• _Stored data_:
====================

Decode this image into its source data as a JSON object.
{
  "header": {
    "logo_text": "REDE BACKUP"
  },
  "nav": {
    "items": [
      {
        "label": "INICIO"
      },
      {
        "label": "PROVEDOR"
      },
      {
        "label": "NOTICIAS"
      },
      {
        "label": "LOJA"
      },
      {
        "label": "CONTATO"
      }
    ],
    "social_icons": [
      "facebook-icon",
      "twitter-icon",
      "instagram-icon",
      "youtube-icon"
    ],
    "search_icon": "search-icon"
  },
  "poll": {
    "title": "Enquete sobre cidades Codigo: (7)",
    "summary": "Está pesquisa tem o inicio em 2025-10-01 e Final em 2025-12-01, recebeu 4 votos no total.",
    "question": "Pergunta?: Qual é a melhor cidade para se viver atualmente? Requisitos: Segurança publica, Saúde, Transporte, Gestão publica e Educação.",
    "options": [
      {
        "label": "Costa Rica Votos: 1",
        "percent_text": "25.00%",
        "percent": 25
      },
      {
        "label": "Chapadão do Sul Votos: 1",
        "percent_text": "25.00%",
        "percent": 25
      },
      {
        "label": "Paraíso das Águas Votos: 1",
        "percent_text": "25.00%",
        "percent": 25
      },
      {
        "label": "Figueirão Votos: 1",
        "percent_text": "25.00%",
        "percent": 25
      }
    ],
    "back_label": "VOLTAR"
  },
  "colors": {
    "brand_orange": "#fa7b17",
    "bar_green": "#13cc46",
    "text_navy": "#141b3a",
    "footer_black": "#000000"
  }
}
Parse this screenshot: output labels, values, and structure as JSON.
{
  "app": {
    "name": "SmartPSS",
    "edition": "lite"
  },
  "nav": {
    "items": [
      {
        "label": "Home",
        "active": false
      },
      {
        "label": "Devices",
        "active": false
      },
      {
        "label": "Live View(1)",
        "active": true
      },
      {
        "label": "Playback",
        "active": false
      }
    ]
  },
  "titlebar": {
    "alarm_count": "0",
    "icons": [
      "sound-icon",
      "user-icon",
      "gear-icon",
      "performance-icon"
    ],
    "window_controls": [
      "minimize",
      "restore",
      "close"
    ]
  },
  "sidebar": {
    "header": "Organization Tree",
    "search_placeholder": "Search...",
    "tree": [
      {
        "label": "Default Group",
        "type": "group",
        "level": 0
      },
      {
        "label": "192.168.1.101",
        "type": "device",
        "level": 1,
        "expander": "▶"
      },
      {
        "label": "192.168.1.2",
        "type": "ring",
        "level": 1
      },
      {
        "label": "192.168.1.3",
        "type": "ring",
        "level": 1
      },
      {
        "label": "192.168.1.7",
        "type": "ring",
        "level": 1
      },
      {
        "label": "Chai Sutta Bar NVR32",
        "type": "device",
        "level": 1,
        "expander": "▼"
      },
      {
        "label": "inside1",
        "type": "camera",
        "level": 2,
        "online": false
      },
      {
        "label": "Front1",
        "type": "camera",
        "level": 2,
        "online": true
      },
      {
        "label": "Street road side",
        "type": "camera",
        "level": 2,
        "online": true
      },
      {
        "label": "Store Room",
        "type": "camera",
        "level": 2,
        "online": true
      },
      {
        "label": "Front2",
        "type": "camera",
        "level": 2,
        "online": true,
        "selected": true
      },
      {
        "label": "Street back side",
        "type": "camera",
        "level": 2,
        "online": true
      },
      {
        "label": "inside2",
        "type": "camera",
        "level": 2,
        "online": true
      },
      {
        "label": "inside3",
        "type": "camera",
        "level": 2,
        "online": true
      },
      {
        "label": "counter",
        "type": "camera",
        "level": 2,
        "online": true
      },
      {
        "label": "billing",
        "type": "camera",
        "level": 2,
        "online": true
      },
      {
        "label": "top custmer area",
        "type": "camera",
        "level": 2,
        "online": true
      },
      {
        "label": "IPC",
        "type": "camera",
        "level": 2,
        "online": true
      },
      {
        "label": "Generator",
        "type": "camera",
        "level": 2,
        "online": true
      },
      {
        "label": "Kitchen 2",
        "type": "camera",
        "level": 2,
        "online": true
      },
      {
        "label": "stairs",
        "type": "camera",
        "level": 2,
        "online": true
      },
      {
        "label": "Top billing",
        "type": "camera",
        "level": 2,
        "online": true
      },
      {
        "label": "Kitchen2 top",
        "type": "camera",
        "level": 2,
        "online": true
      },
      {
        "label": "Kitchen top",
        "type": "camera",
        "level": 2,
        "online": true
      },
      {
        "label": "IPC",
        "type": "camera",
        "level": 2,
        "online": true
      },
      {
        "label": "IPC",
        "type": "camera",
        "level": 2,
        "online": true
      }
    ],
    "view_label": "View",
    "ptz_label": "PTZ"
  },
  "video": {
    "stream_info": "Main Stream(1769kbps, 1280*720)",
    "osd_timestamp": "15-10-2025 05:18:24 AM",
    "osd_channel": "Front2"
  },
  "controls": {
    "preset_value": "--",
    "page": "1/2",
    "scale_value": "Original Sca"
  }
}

====================

• _Prompt_:
Every record shown above should be written out again exactly.

• _Correct response_:
Decode this image into its source data as a JSON object.
{
  "header": {
    "logo_text": "REDE BACKUP"
  },
  "nav": {
    "items": [
      {
        "label": "INICIO"
      },
      {
        "label": "PROVEDOR"
      },
      {
        "label": "NOTICIAS"
      },
      {
        "label": "LOJA"
      },
      {
        "label": "CONTATO"
      }
    ],
    "social_icons": [
      "facebook-icon",
      "twitter-icon",
      "instagram-icon",
      "youtube-icon"
    ],
    "search_icon": "search-icon"
  },
  "poll": {
    "title": "Enquete sobre cidades Codigo: (7)",
    "summary": "Está pesquisa tem o inicio em 2025-10-01 e Final em 2025-12-01, recebeu 4 votos no total.",
    "question": "Pergunta?: Qual é a melhor cidade para se viver atualmente? Requisitos: Segurança publica, Saúde, Transporte, Gestão publica e Educação.",
    "options": [
      {
        "label": "Costa Rica Votos: 1",
        "percent_text": "25.00%",
        "percent": 25
      },
      {
        "label": "Chapadão do Sul Votos: 1",
        "percent_text": "25.00%",
        "percent": 25
      },
      {
        "label": "Paraíso das Águas Votos: 1",
        "percent_text": "25.00%",
        "percent": 25
      },
      {
        "label": "Figueirão Votos: 1",
        "percent_text": "25.00%",
        "percent": 25
      }
    ],
    "back_label": "VOLTAR"
  },
  "colors": {
    "brand_orange": "#fa7b17",
    "bar_green": "#13cc46",
    "text_navy": "#141b3a",
    "footer_black": "#000000"
  }
}
Parse this screenshot: output labels, values, and structure as JSON.
{
  "app": {
    "name": "SmartPSS",
    "edition": "lite"
  },
  "nav": {
    "items": [
      {
        "label": "Home",
        "active": false
      },
      {
        "label": "Devices",
        "active": false
      },
      {
        "label": "Live View(1)",
        "active": true
      },
      {
        "label": "Playback",
        "active": false
      }
    ]
  },
  "titlebar": {
    "alarm_count": "0",
    "icons": [
      "sound-icon",
      "user-icon",
      "gear-icon",
      "performance-icon"
    ],
    "window_controls": [
      "minimize",
      "restore",
      "close"
    ]
  },
  "sidebar": {
    "header": "Organization Tree",
    "search_placeholder": "Search...",
    "tree": [
      {
        "label": "Default Group",
        "type": "group",
        "level": 0
      },
      {
        "label": "192.168.1.101",
        "type": "device",
        "level": 1,
        "expander": "▶"
      },
      {
        "label": "192.168.1.2",
        "type": "ring",
        "level": 1
      },
      {
        "label": "192.168.1.3",
        "type": "ring",
        "level": 1
      },
      {
        "label": "192.168.1.7",
        "type": "ring",
        "level": 1
      },
      {
        "label": "Chai Sutta Bar NVR32",
        "type": "device",
        "level": 1,
        "expander": "▼"
      },
      {
        "label": "inside1",
        "type": "camera",
        "level": 2,
        "online": false
      },
      {
        "label": "Front1",
        "type": "camera",
        "level": 2,
        "online": true
      },
      {
        "label": "Street road side",
        "type": "camera",
        "level": 2,
        "online": true
      },
      {
        "label": "Store Room",
        "type": "camera",
        "level": 2,
        "online": true
      },
      {
        "label": "Front2",
        "type": "camera",
        "level": 2,
        "online": true,
        "selected": true
      },
      {
        "label": "Street back side",
        "type": "camera",
        "level": 2,
        "online": true
      },
      {
        "label": "inside2",
        "type": "camera",
        "level": 2,
        "online": true
      },
      {
        "label": "inside3",
        "type": "camera",
        "level": 2,
        "online": true
      },
      {
        "label": "counter",
        "type": "camera",
        "level": 2,
        "online": true
      },
      {
        "label": "billing",
        "type": "camera",
        "level": 2,
        "online": true
      },
      {
        "label": "top custmer area",
        "type": "camera",
        "level": 2,
        "online": true
      },
      {
        "label": "IPC",
        "type": "camera",
        "level": 2,
        "online": true
      },
      {
        "label": "Generator",
        "type": "camera",
        "level": 2,
        "online": true
      },
      {
        "label": "Kitchen 2",
        "type": "camera",
        "level": 2,
        "online": true
      },
      {
        "label": "stairs",
        "type": "camera",
        "level": 2,
        "online": true
      },
      {
        "label": "Top billing",
        "type": "camera",
        "level": 2,
        "online": true
      },
      {
        "label": "Kitchen2 top",
        "type": "camera",
        "level": 2,
        "online": true
      },
      {
        "label": "Kitchen top",
        "type": "camera",
        "level": 2,
        "online": true
      },
      {
        "label": "IPC",
        "type": "camera",
        "level": 2,
        "online": true
      },
      {
        "label": "IPC",
        "type": "camera",
        "level": 2,
        "online": true
      }
    ],
    "view_label": "View",
    "ptz_label": "PTZ"
  },
  "video": {
    "stream_info": "Main Stream(1769kbps, 1280*720)",
    "osd_timestamp": "15-10-2025 05:18:24 AM",
    "osd_channel": "Front2"
  },
  "controls": {
    "preset_value": "--",
    "page": "1/2",
    "scale_value": "Original Sca"
  }
}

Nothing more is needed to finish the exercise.